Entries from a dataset

· · · · · · ·

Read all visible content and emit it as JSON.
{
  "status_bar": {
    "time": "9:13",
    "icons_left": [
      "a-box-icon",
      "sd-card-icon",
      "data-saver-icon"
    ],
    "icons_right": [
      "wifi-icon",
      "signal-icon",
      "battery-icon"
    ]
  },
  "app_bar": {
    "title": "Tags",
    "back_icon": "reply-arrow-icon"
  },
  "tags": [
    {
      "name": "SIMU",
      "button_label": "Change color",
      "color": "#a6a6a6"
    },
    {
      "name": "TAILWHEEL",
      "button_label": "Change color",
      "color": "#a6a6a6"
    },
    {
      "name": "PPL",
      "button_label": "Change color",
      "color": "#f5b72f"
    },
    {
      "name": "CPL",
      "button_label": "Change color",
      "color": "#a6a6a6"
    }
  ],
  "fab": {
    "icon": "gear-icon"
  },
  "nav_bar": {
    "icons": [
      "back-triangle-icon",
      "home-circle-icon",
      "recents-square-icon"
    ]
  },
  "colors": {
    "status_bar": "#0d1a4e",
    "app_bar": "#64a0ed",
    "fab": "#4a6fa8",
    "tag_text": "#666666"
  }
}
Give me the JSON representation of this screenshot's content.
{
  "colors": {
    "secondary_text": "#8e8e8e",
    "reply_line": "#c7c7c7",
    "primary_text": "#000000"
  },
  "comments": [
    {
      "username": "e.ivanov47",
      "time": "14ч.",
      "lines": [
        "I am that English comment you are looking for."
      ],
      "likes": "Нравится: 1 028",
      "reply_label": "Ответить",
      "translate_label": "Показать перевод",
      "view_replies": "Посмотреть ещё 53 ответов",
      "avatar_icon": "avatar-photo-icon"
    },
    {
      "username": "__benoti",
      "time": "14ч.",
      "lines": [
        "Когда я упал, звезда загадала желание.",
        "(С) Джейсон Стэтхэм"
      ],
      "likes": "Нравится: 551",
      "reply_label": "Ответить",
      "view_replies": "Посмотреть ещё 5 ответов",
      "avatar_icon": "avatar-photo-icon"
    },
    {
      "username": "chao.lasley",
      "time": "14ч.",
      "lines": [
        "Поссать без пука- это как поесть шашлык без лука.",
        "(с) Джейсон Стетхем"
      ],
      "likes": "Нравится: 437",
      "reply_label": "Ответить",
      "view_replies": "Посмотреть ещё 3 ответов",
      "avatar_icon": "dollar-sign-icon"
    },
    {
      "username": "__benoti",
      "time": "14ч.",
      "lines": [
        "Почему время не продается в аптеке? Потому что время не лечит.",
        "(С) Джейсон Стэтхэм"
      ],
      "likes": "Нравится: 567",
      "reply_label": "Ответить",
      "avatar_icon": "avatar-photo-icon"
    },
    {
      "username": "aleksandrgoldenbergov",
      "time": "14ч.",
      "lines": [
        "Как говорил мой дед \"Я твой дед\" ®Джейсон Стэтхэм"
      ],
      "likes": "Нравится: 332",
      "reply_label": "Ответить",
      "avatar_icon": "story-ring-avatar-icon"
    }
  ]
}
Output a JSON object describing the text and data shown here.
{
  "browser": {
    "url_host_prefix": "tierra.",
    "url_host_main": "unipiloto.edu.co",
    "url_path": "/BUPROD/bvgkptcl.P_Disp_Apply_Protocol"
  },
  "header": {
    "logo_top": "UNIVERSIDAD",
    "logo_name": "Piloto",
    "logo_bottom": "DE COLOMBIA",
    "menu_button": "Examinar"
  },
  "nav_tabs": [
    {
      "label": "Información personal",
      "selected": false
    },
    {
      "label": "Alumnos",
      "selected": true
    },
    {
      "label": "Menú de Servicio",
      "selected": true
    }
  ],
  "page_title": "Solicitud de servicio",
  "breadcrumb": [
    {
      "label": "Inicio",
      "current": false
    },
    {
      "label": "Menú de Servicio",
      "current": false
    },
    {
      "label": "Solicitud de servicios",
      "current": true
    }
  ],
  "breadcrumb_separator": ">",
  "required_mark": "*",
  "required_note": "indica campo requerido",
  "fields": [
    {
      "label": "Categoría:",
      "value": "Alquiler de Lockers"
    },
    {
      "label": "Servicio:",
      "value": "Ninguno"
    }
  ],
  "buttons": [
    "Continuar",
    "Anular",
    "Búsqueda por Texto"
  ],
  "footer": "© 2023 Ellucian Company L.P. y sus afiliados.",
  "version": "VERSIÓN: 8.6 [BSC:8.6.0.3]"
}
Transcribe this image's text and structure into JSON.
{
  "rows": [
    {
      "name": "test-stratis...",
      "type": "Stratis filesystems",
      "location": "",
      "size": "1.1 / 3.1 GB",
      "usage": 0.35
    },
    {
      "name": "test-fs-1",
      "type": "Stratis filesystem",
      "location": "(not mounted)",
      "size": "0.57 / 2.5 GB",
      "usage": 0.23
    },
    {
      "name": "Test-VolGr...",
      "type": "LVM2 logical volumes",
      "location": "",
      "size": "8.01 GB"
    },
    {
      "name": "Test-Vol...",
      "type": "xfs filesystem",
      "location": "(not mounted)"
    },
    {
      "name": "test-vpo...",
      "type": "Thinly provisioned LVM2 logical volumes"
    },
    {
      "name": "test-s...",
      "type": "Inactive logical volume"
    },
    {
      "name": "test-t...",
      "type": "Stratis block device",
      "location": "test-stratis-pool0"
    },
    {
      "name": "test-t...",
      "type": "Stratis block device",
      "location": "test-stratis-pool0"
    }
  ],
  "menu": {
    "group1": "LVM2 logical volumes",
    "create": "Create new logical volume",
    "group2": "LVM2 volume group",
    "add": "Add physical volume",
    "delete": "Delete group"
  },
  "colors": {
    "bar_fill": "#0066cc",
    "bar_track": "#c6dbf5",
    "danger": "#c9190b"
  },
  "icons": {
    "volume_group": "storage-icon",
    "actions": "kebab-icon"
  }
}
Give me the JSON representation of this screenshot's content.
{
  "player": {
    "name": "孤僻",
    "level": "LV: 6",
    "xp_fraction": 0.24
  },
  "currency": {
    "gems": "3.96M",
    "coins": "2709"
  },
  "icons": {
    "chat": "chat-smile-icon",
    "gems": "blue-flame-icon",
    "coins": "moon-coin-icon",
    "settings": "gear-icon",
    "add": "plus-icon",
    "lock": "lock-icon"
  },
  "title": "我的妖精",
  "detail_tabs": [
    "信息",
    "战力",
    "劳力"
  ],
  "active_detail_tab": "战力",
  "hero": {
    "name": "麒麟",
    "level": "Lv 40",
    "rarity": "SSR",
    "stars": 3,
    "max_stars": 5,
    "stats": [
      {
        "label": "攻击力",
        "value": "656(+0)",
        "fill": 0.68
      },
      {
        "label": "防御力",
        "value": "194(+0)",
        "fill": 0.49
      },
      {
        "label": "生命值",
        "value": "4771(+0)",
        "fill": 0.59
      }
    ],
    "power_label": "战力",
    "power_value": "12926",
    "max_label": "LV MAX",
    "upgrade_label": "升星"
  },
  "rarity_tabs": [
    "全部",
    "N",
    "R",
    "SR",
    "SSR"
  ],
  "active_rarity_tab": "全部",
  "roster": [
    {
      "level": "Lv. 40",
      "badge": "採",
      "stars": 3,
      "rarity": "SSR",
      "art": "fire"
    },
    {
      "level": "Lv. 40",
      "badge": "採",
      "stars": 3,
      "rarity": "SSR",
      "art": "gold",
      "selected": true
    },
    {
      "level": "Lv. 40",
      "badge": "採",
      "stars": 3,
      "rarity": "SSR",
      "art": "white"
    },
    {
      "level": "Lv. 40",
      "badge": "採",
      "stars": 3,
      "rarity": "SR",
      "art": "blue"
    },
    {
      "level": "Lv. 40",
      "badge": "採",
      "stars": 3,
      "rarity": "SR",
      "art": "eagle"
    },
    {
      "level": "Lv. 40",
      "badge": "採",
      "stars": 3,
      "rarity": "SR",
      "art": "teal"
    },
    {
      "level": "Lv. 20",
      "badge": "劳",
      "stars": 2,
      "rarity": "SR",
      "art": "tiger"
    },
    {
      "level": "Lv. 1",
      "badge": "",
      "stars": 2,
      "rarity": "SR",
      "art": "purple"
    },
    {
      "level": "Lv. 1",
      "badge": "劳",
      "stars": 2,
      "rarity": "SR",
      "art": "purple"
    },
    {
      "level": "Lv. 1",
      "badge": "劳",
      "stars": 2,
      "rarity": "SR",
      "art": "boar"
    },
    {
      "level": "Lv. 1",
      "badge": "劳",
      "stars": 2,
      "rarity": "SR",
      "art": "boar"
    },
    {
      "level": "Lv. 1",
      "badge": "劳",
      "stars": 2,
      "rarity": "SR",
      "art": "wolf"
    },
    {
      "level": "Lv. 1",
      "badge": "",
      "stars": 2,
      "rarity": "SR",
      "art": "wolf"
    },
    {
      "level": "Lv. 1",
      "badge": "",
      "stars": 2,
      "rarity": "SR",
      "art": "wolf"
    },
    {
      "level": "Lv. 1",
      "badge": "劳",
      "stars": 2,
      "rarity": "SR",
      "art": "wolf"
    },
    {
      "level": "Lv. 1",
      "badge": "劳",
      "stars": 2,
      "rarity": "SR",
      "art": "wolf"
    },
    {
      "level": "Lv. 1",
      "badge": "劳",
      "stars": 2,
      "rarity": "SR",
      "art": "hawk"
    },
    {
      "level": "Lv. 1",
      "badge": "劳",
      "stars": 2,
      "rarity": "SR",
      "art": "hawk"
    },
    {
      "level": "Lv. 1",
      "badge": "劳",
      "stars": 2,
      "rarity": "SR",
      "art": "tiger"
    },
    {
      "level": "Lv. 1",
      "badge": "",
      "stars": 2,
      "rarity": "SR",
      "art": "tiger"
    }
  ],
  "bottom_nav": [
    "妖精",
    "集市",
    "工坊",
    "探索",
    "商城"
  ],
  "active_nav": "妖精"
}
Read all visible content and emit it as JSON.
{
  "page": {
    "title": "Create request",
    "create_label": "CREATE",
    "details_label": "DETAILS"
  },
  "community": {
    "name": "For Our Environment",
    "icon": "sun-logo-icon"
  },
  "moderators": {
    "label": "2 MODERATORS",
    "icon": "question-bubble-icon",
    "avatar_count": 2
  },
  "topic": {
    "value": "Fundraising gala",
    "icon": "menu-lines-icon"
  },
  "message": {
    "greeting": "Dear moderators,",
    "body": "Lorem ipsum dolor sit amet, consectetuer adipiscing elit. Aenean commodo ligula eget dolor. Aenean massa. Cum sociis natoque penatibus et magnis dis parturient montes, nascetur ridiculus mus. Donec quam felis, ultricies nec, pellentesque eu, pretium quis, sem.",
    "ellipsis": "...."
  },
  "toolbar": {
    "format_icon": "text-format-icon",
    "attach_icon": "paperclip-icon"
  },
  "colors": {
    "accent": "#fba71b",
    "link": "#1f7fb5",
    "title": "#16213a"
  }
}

· · · · · · ·

> **Job**:
Scan the lines above for "Посмотреть", then copy every one that has it.

> **Solution**:
      "view_replies": "Посмотреть ещё 53 ответов",
      "view_replies": "Посмотреть ещё 5 ответов",
      "view_replies": "Посмотреть ещё 3 ответов",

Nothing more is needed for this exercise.